Re: BUG #14938: ALTER TABLE hang/ poor performance

From

Tomas Vondra

Date:

02 December 2017, 00:30:33

On 12/01/2017 06:37 PM, Dipesh Kamdar wrote:
> #1    9.5.3 was released more than a year ago, you might be hitting one
> of the
> bugs fixed since then.
> 
>>>> Do you know any bug related ?
> 

No. Considering how little we know about the issue you're observing,
it's quite impossible to point to any particular bugfix.

But it's a good practice to run current version, and it's rather
annoying to help people only to discover they've been hitting an issue
fixed ages ago. To the extent that it's likely discouraging people from
investigating the bug report.

> #2 What do you mean by deadlock?Moreover, autovacuum certainly should not
> deadlock with anything (certainly not with DELETE)
> 
>>>> Please take a look of SEQ
>    deleting  TAB1  data of    50K   ------   T1
>    autovacuum  check TAB1      -------  T2  ( Since delete is running
> skipping table )
>    delete completed    ---- T3
>     before starting next delete on same table autovacuum started on
> TAB1    ---- T4
>     DELETE statement is waiting for autovacuum to release lock.    
>     after some time later reported deadlock in log and killed DELETE
> process.
> 

DELETE acquires ROW EXCLUSIVE lock
VACUUM acquires SHARE UPDATE EXCLUSIVE lock

These two lock modes do not conflict with each other, i.e. VACUUM (or
autovacuum) will not wait for DELETE (and vice versa).

Perhaps you're running the DELETE in a transaction, and that transaction
has acquired other (stronger) locks? Those locks will be held until the
end of the transaction, but that has nothing to do with DELETE.

Show us what locks the two sessions hold.

> #3  I also don't quite understand why you do the delete in batches of 50k
> rows, to be honest
> 
>>> It is client facing application with close to 1.5 billion records and has multiple FK other and indexes removing
againmillions of record in single statement means 

>      putting entire online application on fire.
> 

OK, so you're using this to throttle the DELETE process.

> #4 I am running following SQL as monitoring point of every 10min. 
> Let me know if anything is missing above monitor script.
> 
> SELECT
> 
>   COALESCE(blockingl.relation*::*regclass*::*text,blockingl.locktype) as
> locked_item,
> 
>   now() *-* blockeda.query_start AS waiting_duration, blockeda.pid AS
> blocked_pid,
> 
>   blockeda.query as blocked_query, blockedl.mode as blocked_mode,
> 
>   blockinga.pid AS blocking_pid, blockinga.query as blocking_query,
> 
>   blockingl.mode as blocking_mode
> 
> FROM pg_catalog.pg_locks blockedl
> 
>     INNER JOIN pg_stat_activity blockeda ON blockedl.pid *=* blockeda.pid
> 
>     INNER JOIN pg_catalog.pg_locks blockingl ON(
> 
>                 ( (blockingl.transactionid*=*blockedl.transactionid) OR
> 
>                (blockingl.relation*=*blockedl.relation AND
> blockingl.locktype*=*blockedl.locktype)

[Stored records]

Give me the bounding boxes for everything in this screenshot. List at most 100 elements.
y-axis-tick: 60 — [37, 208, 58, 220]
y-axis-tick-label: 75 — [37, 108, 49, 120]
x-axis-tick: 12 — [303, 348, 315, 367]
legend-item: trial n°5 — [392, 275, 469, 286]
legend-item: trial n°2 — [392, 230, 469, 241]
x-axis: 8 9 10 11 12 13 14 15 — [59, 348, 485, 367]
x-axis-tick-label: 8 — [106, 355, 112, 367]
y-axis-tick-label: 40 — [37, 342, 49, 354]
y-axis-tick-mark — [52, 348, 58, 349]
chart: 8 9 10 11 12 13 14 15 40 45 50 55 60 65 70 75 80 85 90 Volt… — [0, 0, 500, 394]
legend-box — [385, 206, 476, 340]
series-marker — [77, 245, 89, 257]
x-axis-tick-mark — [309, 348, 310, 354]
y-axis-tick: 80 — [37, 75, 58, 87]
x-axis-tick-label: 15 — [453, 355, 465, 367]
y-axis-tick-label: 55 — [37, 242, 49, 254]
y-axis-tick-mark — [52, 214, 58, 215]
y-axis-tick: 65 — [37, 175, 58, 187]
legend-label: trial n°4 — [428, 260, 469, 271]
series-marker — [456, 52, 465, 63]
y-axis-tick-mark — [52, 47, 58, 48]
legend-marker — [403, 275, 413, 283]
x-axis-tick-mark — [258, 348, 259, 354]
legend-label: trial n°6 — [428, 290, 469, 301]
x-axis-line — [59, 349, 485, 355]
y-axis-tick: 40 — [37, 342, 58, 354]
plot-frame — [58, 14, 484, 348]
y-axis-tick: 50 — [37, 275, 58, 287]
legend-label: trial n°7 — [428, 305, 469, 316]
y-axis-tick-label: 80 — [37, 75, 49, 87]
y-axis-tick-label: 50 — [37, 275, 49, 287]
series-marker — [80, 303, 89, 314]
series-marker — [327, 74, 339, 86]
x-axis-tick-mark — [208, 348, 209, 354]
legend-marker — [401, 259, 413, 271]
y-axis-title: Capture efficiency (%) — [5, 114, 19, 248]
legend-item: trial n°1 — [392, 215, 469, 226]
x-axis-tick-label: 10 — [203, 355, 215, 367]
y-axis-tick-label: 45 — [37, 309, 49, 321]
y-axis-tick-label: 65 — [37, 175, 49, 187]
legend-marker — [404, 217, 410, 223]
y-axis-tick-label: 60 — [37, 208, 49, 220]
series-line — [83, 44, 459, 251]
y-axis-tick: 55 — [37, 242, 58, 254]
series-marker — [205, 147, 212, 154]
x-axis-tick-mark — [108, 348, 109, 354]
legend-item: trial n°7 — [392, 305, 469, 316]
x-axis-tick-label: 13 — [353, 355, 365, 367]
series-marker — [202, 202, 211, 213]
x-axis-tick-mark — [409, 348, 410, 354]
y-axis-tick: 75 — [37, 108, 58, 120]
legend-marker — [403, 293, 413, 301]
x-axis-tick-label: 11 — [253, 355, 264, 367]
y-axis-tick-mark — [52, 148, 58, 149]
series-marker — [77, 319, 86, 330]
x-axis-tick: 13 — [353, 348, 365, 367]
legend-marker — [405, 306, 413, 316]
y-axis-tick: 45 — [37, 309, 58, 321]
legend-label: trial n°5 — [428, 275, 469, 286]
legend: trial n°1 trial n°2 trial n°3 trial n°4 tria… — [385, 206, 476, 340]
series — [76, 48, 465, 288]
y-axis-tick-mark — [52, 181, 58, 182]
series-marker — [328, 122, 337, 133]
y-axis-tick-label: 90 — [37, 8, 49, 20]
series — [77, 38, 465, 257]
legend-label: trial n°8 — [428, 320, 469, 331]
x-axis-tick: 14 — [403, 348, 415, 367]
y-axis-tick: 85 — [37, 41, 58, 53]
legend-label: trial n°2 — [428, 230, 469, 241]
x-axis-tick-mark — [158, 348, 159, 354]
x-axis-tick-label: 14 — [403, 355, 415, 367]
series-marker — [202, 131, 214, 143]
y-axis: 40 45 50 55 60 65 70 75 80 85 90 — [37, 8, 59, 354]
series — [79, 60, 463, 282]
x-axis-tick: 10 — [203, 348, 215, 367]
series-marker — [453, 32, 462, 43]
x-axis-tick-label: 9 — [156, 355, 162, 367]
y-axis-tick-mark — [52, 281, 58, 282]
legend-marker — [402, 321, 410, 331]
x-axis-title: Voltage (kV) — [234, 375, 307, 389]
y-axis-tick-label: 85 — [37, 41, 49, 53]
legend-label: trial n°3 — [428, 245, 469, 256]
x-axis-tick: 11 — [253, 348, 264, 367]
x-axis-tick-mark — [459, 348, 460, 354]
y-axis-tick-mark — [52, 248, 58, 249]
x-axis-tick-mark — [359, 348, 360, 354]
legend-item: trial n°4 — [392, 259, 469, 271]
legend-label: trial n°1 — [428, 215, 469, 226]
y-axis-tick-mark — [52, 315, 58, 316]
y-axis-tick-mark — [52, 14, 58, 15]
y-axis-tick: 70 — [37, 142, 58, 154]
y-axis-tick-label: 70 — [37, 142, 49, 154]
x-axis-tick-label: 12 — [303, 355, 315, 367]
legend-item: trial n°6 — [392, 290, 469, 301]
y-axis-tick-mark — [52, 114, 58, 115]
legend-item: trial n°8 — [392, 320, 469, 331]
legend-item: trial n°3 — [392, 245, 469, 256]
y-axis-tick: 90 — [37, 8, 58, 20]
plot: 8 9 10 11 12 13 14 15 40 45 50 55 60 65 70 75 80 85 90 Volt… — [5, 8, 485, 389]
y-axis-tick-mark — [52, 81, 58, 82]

◆ OBJECTIVE:
According to the forum reply on the ALTER TABLE bug report, which lock mode does VACUUM acquire?

◆ SOLUTION TO THIS PROBLEM:
SHARE UPDATE EXCLUSIVE